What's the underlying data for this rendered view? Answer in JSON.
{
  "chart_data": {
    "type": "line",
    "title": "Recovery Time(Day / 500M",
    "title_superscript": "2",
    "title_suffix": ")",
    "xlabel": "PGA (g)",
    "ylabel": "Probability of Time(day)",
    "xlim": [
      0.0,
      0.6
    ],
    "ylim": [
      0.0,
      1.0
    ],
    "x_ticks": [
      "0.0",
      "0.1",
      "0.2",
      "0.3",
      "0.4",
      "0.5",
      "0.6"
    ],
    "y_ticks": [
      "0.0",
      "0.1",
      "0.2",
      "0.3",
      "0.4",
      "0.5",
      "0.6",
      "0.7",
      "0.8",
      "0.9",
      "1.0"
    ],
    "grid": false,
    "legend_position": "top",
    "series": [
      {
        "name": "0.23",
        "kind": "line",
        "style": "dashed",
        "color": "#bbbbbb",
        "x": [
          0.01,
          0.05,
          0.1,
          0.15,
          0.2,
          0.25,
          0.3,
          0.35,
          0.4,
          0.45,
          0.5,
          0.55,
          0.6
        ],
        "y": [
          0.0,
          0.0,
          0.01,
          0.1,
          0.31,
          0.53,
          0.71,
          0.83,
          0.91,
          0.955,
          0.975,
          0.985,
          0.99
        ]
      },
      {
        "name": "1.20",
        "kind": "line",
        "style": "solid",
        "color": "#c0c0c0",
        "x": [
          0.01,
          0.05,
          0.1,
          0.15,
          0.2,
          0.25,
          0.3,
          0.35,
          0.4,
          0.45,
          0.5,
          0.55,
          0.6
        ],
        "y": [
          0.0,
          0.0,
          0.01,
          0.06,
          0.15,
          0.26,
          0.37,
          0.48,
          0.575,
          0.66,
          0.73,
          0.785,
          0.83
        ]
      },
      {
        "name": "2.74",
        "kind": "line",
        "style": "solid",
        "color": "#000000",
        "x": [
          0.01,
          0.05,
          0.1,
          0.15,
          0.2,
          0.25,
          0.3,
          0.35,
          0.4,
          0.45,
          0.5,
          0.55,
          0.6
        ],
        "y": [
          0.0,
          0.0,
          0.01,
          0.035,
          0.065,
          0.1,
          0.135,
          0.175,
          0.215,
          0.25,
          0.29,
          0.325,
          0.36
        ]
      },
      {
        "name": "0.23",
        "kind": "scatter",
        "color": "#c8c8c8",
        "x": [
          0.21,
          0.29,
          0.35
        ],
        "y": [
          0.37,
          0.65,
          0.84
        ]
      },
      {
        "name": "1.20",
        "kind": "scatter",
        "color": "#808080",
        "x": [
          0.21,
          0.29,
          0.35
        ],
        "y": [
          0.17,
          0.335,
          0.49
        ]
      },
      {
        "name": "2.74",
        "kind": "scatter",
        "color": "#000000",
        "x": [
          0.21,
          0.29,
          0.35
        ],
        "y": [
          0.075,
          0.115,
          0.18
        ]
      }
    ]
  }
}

#### WRITTEN PROBLEM:
Write out the whole listing again. Match it word for word.

#### EXERCISE OUTPUT:
What's the underlying data for this rendered view? Answer in JSON.
{
  "chart_data": {
    "type": "line",
    "title": "Recovery Time(Day / 500M",
    "title_superscript": "2",
    "title_suffix": ")",
    "xlabel": "PGA (g)",
    "ylabel": "Probability of Time(day)",
    "xlim": [
      0.0,
      0.6
    ],
    "ylim": [
      0.0,
      1.0
    ],
    "x_ticks": [
      "0.0",
      "0.1",
      "0.2",
      "0.3",
      "0.4",
      "0.5",
      "0.6"
    ],
    "y_ticks": [
      "0.0",
      "0.1",
      "0.2",
      "0.3",
      "0.4",
      "0.5",
      "0.6",
      "0.7",
      "0.8",
      "0.9",
      "1.0"
    ],
    "grid": false,
    "legend_position": "top",
    "series": [
      {
        "name": "0.23",
        "kind": "line",
        "style": "dashed",
        "color": "#bbbbbb",
        "x": [
          0.01,
          0.05,
          0.1,
          0.15,
          0.2,
          0.25,
          0.3,
          0.35,
          0.4,
          0.45,
          0.5,
          0.55,
          0.6
        ],
        "y": [
          0.0,
          0.0,
          0.01,
          0.1,
          0.31,
          0.53,
          0.71,
          0.83,
          0.91,
          0.955,
          0.975,
          0.985,
          0.99
        ]
      },
      {
        "name": "1.20",
        "kind": "line",
        "style": "solid",
        "color": "#c0c0c0",
        "x": [
          0.01,
          0.05,
          0.1,
          0.15,
          0.2,
          0.25,
          0.3,
          0.35,
          0.4,
          0.45,
          0.5,
          0.55,
          0.6
        ],
        "y": [
          0.0,
          0.0,
          0.01,
          0.06,
          0.15,
          0.26,
          0.37,
          0.48,
          0.575,
          0.66,
          0.73,
          0.785,
          0.83
        ]
      },
      {
        "name": "2.74",
        "kind": "line",
        "style": "solid",
        "color": "#000000",
        "x": [
          0.01,
          0.05,
          0.1,
          0.15,
          0.2,
          0.25,
          0.3,
          0.35,
          0.4,
          0.45,
          0.5,
          0.55,
          0.6
        ],
        "y": [
          0.0,
          0.0,
          0.01,
          0.035,
          0.065,
          0.1,
          0.135,
          0.175,
          0.215,
          0.25,
          0.29,
          0.325,
          0.36
        ]
      },
      {
        "name": "0.23",
        "kind": "scatter",
        "color": "#c8c8c8",
        "x": [
          0.21,
          0.29,
          0.35
        ],
        "y": [
          0.37,
          0.65,
          0.84
        ]
      },
      {
        "name": "1.20",
        "kind": "scatter",
        "color": "#808080",
        "x": [
          0.21,
          0.29,
          0.35
        ],
        "y": [
          0.17,
          0.335,
          0.49
        ]
      },
      {
        "name": "2.74",
        "kind": "scatter",
        "color": "#000000",
        "x": [
          0.21,
          0.29,
          0.35
        ],
        "y": [
          0.075,
          0.115,
          0.18
        ]
      }
    ]
  }
}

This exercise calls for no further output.